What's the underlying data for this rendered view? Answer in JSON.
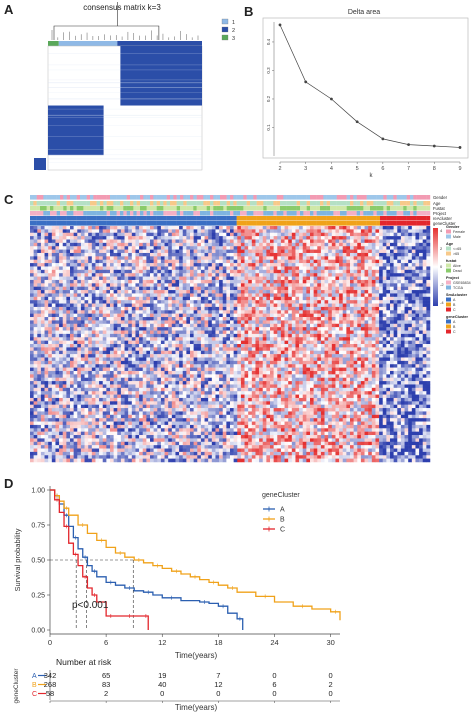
{
  "panels": {
    "a": {
      "letter": "A"
    },
    "b": {
      "letter": "B"
    },
    "c": {
      "letter": "C"
    },
    "d": {
      "letter": "D"
    }
  },
  "colors": {
    "blue": "#2b4ea8",
    "light_blue": "#8fb9e6",
    "green": "#5aa85a",
    "orange": "#f0a21a",
    "red": "#e3262c",
    "heat_low": "#2d3fae",
    "heat_high": "#e53030"
  },
  "chart_data": [
    {
      "type": "heatmap",
      "title": "consensus matrix k=3",
      "legend": {
        "labels": [
          "1",
          "2",
          "3"
        ],
        "colors": [
          "#8fb9e6",
          "#2b4ea8",
          "#5aa85a"
        ],
        "placement": "right"
      },
      "blocks": [
        {
          "cluster": "2",
          "share": 0.53
        },
        {
          "cluster": "1",
          "share": 0.38
        },
        {
          "cluster": "3",
          "share": 0.09
        }
      ]
    },
    {
      "type": "line",
      "title": "Delta area",
      "xlabel": "k",
      "ylabel": "",
      "x": [
        2,
        3,
        4,
        5,
        6,
        7,
        8,
        9
      ],
      "y": [
        0.46,
        0.26,
        0.2,
        0.12,
        0.06,
        0.04,
        0.035,
        0.03
      ],
      "xlim": [
        2,
        9
      ],
      "ylim": [
        0,
        0.47
      ],
      "yticks": [
        "0.1",
        "0.2",
        "0.3",
        "0.4"
      ],
      "grid": false
    },
    {
      "type": "heatmap",
      "annotation_rows": [
        "Gender",
        "Age",
        "Fustat",
        "Project",
        "reAcluster",
        "geneCluster"
      ],
      "legend": {
        "groups": [
          {
            "title": "Gender",
            "items": [
              "Female",
              "Male"
            ]
          },
          {
            "title": "Age",
            "items": [
              "<=65",
              ">65"
            ]
          },
          {
            "title": "fustat",
            "items": [
              "Alive",
              "Dead"
            ]
          },
          {
            "title": "Project",
            "items": [
              "GSE65834",
              "TCGA"
            ]
          },
          {
            "title": "SmAcluster",
            "items": [
              "A",
              "B",
              "C"
            ]
          },
          {
            "title": "geneCluster",
            "items": [
              "A",
              "B",
              "C"
            ]
          }
        ],
        "scale": [
          "4",
          "2",
          "0",
          "-2",
          "-4"
        ]
      },
      "column_groups": [
        {
          "cluster": "A",
          "share": 0.51,
          "pattern": "blue-leaning"
        },
        {
          "cluster": "B",
          "share": 0.36,
          "pattern": "red-leaning"
        },
        {
          "cluster": "C",
          "share": 0.13,
          "pattern": "blue"
        }
      ]
    },
    {
      "type": "line",
      "subtype": "kaplan-meier",
      "xlabel": "Time(years)",
      "ylabel": "Survival probability",
      "xlim": [
        0,
        31
      ],
      "ylim": [
        0,
        1
      ],
      "xticks": [
        0,
        6,
        12,
        18,
        24,
        30
      ],
      "yticks": [
        "0.00",
        "0.25",
        "0.50",
        "0.75",
        "1.00"
      ],
      "pvalue": "p<0.001",
      "legend_title": "geneCluster",
      "median_line": 0.5,
      "median_times": {
        "A": 3.9,
        "B": 8.9,
        "C": 2.8
      },
      "series": [
        {
          "name": "A",
          "color": "#2b5fb0",
          "x": [
            0,
            0.5,
            1,
            1.5,
            2,
            2.5,
            3,
            3.5,
            4,
            4.5,
            5,
            6,
            7,
            8,
            9,
            10,
            11,
            12,
            14,
            16,
            17,
            18,
            19,
            20,
            20.6
          ],
          "y": [
            1,
            0.96,
            0.9,
            0.82,
            0.74,
            0.66,
            0.58,
            0.52,
            0.46,
            0.42,
            0.38,
            0.34,
            0.32,
            0.3,
            0.28,
            0.27,
            0.25,
            0.23,
            0.21,
            0.2,
            0.19,
            0.17,
            0.12,
            0.08,
            0
          ]
        },
        {
          "name": "B",
          "color": "#f0a21a",
          "x": [
            0,
            0.5,
            1,
            1.5,
            2,
            3,
            4,
            5,
            6,
            7,
            8,
            9,
            10,
            11,
            12,
            13,
            14,
            15,
            16,
            17,
            18,
            19,
            20,
            22,
            24,
            26,
            28,
            30,
            31
          ],
          "y": [
            1,
            0.96,
            0.92,
            0.87,
            0.82,
            0.75,
            0.69,
            0.64,
            0.59,
            0.55,
            0.52,
            0.5,
            0.48,
            0.46,
            0.44,
            0.42,
            0.4,
            0.38,
            0.36,
            0.34,
            0.32,
            0.3,
            0.27,
            0.24,
            0.2,
            0.17,
            0.15,
            0.13,
            0.07
          ]
        },
        {
          "name": "C",
          "color": "#e3262c",
          "x": [
            0,
            0.5,
            1,
            1.5,
            2,
            2.5,
            3,
            3.5,
            4,
            4.5,
            5,
            6,
            7,
            8,
            9,
            10,
            10.5
          ],
          "y": [
            1,
            0.93,
            0.84,
            0.74,
            0.62,
            0.54,
            0.46,
            0.38,
            0.3,
            0.25,
            0.2,
            0.1,
            0.1,
            0.1,
            0.1,
            0.1,
            0
          ]
        }
      ],
      "risk_table": {
        "title": "Number at risk",
        "group_label": "geneCluster",
        "times": [
          0,
          6,
          12,
          18,
          24,
          30
        ],
        "rows": [
          {
            "name": "A",
            "counts": [
              342,
              65,
              19,
              7,
              0,
              0
            ]
          },
          {
            "name": "B",
            "counts": [
              268,
              83,
              40,
              12,
              6,
              2
            ]
          },
          {
            "name": "C",
            "counts": [
              58,
              2,
              0,
              0,
              0,
              0
            ]
          }
        ],
        "xlabel": "Time(years)"
      }
    }
  ]
}
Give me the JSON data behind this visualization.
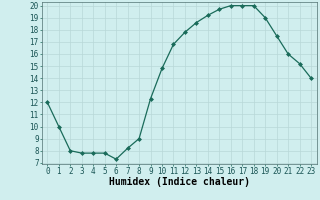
{
  "x": [
    0,
    1,
    2,
    3,
    4,
    5,
    6,
    7,
    8,
    9,
    10,
    11,
    12,
    13,
    14,
    15,
    16,
    17,
    18,
    19,
    20,
    21,
    22,
    23
  ],
  "y": [
    12,
    10,
    8,
    7.8,
    7.8,
    7.8,
    7.3,
    8.2,
    9,
    12.3,
    14.8,
    16.8,
    17.8,
    18.6,
    19.2,
    19.7,
    20,
    20,
    20,
    19,
    17.5,
    16,
    15.2,
    14
  ],
  "line_color": "#1a6b5a",
  "bg_color": "#d0eeee",
  "grid_color": "#b8d8d8",
  "xlabel": "Humidex (Indice chaleur)",
  "ylim_min": 7,
  "ylim_max": 20,
  "xlim_min": -0.5,
  "xlim_max": 23.5,
  "yticks": [
    7,
    8,
    9,
    10,
    11,
    12,
    13,
    14,
    15,
    16,
    17,
    18,
    19,
    20
  ],
  "xticks": [
    0,
    1,
    2,
    3,
    4,
    5,
    6,
    7,
    8,
    9,
    10,
    11,
    12,
    13,
    14,
    15,
    16,
    17,
    18,
    19,
    20,
    21,
    22,
    23
  ],
  "xlabel_fontsize": 7,
  "tick_fontsize": 5.5,
  "marker_size": 2.0,
  "line_width": 0.9
}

Instructions for the task: With the pictures omitted, reproduce the records in full and exactly.

Solution to this task:
What's the underlying data for this rendered view? Answer in JSON.
{
  "panels": {
    "a": {
      "letter": "A"
    },
    "b": {
      "letter": "B"
    },
    "c": {
      "letter": "C"
    },
    "d": {
      "letter": "D"
    }
  },
  "colors": {
    "blue": "#2b4ea8",
    "light_blue": "#8fb9e6",
    "green": "#5aa85a",
    "orange": "#f0a21a",
    "red": "#e3262c",
    "heat_low": "#2d3fae",
    "heat_high": "#e53030"
  },
  "chart_data": [
    {
      "type": "heatmap",
      "title": "consensus matrix k=3",
      "legend": {
        "labels": [
          "1",
          "2",
          "3"
        ],
        "colors": [
          "#8fb9e6",
          "#2b4ea8",
          "#5aa85a"
        ],
        "placement": "right"
      },
      "blocks": [
        {
          "cluster": "2",
          "share": 0.53
        },
        {
          "cluster": "1",
          "share": 0.38
        },
        {
          "cluster": "3",
          "share": 0.09
        }
      ]
    },
    {
      "type": "line",
      "title": "Delta area",
      "xlabel": "k",
      "ylabel": "",
      "x": [
        2,
        3,
        4,
        5,
        6,
        7,
        8,
        9
      ],
      "y": [
        0.46,
        0.26,
        0.2,
        0.12,
        0.06,
        0.04,
        0.035,
        0.03
      ],
      "xlim": [
        2,
        9
      ],
      "ylim": [
        0,
        0.47
      ],
      "yticks": [
        "0.1",
        "0.2",
        "0.3",
        "0.4"
      ],
      "grid": false
    },
    {
      "type": "heatmap",
      "annotation_rows": [
        "Gender",
        "Age",
        "Fustat",
        "Project",
        "reAcluster",
        "geneCluster"
      ],
      "legend": {
        "groups": [
          {
            "title": "Gender",
            "items": [
              "Female",
              "Male"
            ]
          },
          {
            "title": "Age",
            "items": [
              "<=65",
              ">65"
            ]
          },
          {
            "title": "fustat",
            "items": [
              "Alive",
              "Dead"
            ]
          },
          {
            "title": "Project",
            "items": [
              "GSE65834",
              "TCGA"
            ]
          },
          {
            "title": "SmAcluster",
            "items": [
              "A",
              "B",
              "C"
            ]
          },
          {
            "title": "geneCluster",
            "items": [
              "A",
              "B",
              "C"
            ]
          }
        ],
        "scale": [
          "4",
          "2",
          "0",
          "-2",
          "-4"
        ]
      },
      "column_groups": [
        {
          "cluster": "A",
          "share": 0.51,
          "pattern": "blue-leaning"
        },
        {
          "cluster": "B",
          "share": 0.36,
          "pattern": "red-leaning"
        },
        {
          "cluster": "C",
          "share": 0.13,
          "pattern": "blue"
        }
      ]
    },
    {
      "type": "line",
      "subtype": "kaplan-meier",
      "xlabel": "Time(years)",
      "ylabel": "Survival probability",
      "xlim": [
        0,
        31
      ],
      "ylim": [
        0,
        1
      ],
      "xticks": [
        0,
        6,
        12,
        18,
        24,
        30
      ],
      "yticks": [
        "0.00",
        "0.25",
        "0.50",
        "0.75",
        "1.00"
      ],
      "pvalue": "p<0.001",
      "legend_title": "geneCluster",
      "median_line": 0.5,
      "median_times": {
        "A": 3.9,
        "B": 8.9,
        "C": 2.8
      },
      "series": [
        {
          "name": "A",
          "color": "#2b5fb0",
          "x": [
            0,
            0.5,
            1,
            1.5,
            2,
            2.5,
            3,
            3.5,
            4,
            4.5,
            5,
            6,
            7,
            8,
            9,
            10,
            11,
            12,
            14,
            16,
            17,
            18,
            19,
            20,
            20.6
          ],
          "y": [
            1,
            0.96,
            0.9,
            0.82,
            0.74,
            0.66,
            0.58,
            0.52,
            0.46,
            0.42,
            0.38,
            0.34,
            0.32,
            0.3,
            0.28,
            0.27,
            0.25,
            0.23,
            0.21,
            0.2,
            0.19,
            0.17,
            0.12,
            0.08,
            0
          ]
        },
        {
          "name": "B",
          "color": "#f0a21a",
          "x": [
            0,
            0.5,
            1,
            1.5,
            2,
            3,
            4,
            5,
            6,
            7,
            8,
            9,
            10,
            11,
            12,
            13,
            14,
            15,
            16,
            17,
            18,
            19,
            20,
            22,
            24,
            26,
            28,
            30,
            31
          ],
          "y": [
            1,
            0.96,
            0.92,
            0.87,
            0.82,
            0.75,
            0.69,
            0.64,
            0.59,
            0.55,
            0.52,
            0.5,
            0.48,
            0.46,
            0.44,
            0.42,
            0.4,
            0.38,
            0.36,
            0.34,
            0.32,
            0.3,
            0.27,
            0.24,
            0.2,
            0.17,
            0.15,
            0.13,
            0.07
          ]
        },
        {
          "name": "C",
          "color": "#e3262c",
          "x": [
            0,
            0.5,
            1,
            1.5,
            2,
            2.5,
            3,
            3.5,
            4,
            4.5,
            5,
            6,
            7,
            8,
            9,
            10,
            10.5
          ],
          "y": [
            1,
            0.93,
            0.84,
            0.74,
            0.62,
            0.54,
            0.46,
            0.38,
            0.3,
            0.25,
            0.2,
            0.1,
            0.1,
            0.1,
            0.1,
            0.1,
            0
          ]
        }
      ],
      "risk_table": {
        "title": "Number at risk",
        "group_label": "geneCluster",
        "times": [
          0,
          6,
          12,
          18,
          24,
          30
        ],
        "rows": [
          {
            "name": "A",
            "counts": [
              342,
              65,
              19,
              7,
              0,
              0
            ]
          },
          {
            "name": "B",
            "counts": [
              268,
              83,
              40,
              12,
              6,
              2
            ]
          },
          {
            "name": "C",
            "counts": [
              58,
              2,
              0,
              0,
              0,
              0
            ]
          }
        ],
        "xlabel": "Time(years)"
      }
    }
  ]
}
Give me the JSON data behind this visualization.
{
  "x": [
    0,
    1,
    2,
    3,
    4,
    5,
    6,
    7,
    8,
    9,
    10,
    11,
    12,
    13,
    14,
    15,
    16,
    17,
    18,
    19,
    20,
    21,
    22,
    23
  ],
  "y": [
    12,
    10,
    8,
    7.8,
    7.8,
    7.8,
    7.3,
    8.2,
    9,
    12.3,
    14.8,
    16.8,
    17.8,
    18.6,
    19.2,
    19.7,
    20,
    20,
    20,
    19,
    17.5,
    16,
    15.2,
    14
  ],
  "line_color": "#1a6b5a",
  "bg_color": "#d0eeee",
  "grid_color": "#b8d8d8",
  "xlabel": "Humidex (Indice chaleur)",
  "ylim_min": 7,
  "ylim_max": 20,
  "xlim_min": -0.5,
  "xlim_max": 23.5,
  "yticks": [
    7,
    8,
    9,
    10,
    11,
    12,
    13,
    14,
    15,
    16,
    17,
    18,
    19,
    20
  ],
  "xticks": [
    0,
    1,
    2,
    3,
    4,
    5,
    6,
    7,
    8,
    9,
    10,
    11,
    12,
    13,
    14,
    15,
    16,
    17,
    18,
    19,
    20,
    21,
    22,
    23
  ],
  "xlabel_fontsize": 7,
  "tick_fontsize": 5.5,
  "marker_size": 2.0,
  "line_width": 0.9
}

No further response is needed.